=== Given text ===
Introduction
❗️ This demo includes examples for an unsupported version of Materialize (0.26.x) ❗️
This is a self-contained example of a real-time chart powered by Deno, Web Sockets, Chart.js, and Materialize.
Deno is a simple and secure runtime for JavaScript and TypeScript that uses V8. Deno, just like Materialize, is also written in Rust.
In this demo, we will build a simple live dashboard app that displays real-time data from a Deno Web Socket server. Deno will then connect to Materialize and TAIL our live materialized view to get the latest data and display it in a real-time chart using Chart.js.
Overview
Here is a quick overview of the project:
- A mock service to continually generate user score events.
- Redpanda instance to store the user score events in a topic.
=== Supplied entries ===
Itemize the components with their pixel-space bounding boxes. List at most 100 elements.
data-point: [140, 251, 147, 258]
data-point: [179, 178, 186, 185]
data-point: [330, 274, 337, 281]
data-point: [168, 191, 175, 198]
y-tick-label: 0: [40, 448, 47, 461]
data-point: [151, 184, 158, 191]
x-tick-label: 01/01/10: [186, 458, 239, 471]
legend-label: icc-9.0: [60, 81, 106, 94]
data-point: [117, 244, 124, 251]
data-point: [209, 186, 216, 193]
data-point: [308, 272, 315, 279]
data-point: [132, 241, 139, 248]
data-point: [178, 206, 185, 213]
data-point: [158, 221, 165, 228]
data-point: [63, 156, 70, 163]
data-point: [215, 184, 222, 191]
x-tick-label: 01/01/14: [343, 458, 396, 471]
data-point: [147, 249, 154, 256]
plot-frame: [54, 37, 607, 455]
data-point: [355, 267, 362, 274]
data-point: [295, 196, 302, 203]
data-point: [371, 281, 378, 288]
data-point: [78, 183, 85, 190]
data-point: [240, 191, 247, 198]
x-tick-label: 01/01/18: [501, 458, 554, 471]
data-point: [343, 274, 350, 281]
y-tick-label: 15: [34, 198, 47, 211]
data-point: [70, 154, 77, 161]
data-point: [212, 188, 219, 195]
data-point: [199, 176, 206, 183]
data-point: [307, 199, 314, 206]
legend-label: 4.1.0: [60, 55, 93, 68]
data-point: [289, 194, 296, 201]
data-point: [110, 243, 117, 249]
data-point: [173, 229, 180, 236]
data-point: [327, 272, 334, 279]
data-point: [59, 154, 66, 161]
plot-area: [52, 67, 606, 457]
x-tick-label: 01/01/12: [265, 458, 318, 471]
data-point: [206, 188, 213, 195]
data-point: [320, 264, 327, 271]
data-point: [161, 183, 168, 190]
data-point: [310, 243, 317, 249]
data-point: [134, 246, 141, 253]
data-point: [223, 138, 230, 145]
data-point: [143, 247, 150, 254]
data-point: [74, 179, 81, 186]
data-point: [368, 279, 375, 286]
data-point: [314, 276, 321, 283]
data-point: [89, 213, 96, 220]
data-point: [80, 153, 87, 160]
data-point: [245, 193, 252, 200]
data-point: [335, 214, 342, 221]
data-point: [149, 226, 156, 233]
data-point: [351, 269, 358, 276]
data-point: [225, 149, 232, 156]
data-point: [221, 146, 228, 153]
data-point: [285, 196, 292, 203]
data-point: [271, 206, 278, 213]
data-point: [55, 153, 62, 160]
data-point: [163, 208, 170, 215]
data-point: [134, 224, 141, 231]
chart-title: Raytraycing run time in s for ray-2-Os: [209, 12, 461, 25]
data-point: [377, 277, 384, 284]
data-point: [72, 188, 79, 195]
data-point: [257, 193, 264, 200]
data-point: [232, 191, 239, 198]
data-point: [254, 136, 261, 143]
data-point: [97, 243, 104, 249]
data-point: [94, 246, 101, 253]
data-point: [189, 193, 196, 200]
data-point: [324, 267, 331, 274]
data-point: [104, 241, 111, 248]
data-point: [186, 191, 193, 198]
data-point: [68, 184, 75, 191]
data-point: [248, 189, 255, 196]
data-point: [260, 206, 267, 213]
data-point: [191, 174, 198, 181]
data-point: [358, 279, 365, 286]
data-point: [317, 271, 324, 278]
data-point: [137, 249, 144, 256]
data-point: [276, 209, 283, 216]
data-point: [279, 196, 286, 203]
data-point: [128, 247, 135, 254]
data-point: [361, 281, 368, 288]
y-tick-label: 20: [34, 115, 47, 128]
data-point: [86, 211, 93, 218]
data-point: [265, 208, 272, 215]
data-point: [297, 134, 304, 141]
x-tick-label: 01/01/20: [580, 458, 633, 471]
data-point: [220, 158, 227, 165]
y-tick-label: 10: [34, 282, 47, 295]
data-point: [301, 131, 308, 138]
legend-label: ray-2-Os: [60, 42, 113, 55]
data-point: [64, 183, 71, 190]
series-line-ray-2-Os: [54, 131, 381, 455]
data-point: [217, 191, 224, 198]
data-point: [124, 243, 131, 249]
===
• [Exercise task 1]
In the Deno demo introduction, what language is Deno written in?
• [Exercise task 2]
Rewrite the section of the Deno demo introduction that begins at the words "Deno is a simple" and stops after "user score events.", changing "V8" to "SpiderMonkey".

• [Task result 1]
Rust.

• [Task result 2]
Deno is a simple and secure runtime for JavaScript and TypeScript that uses SpiderMonkey. Deno, just like Materialize, is also written in Rust.
In this demo, we will build a simple live dashboard app that displays real-time data from a Deno Web Socket server. Deno will then connect to Materialize and TAIL our live materialized view to get the latest data and display it in a real-time chart using Chart.js.
Overview
Here is a quick overview of the project:
- A mock service to continually generate user score events.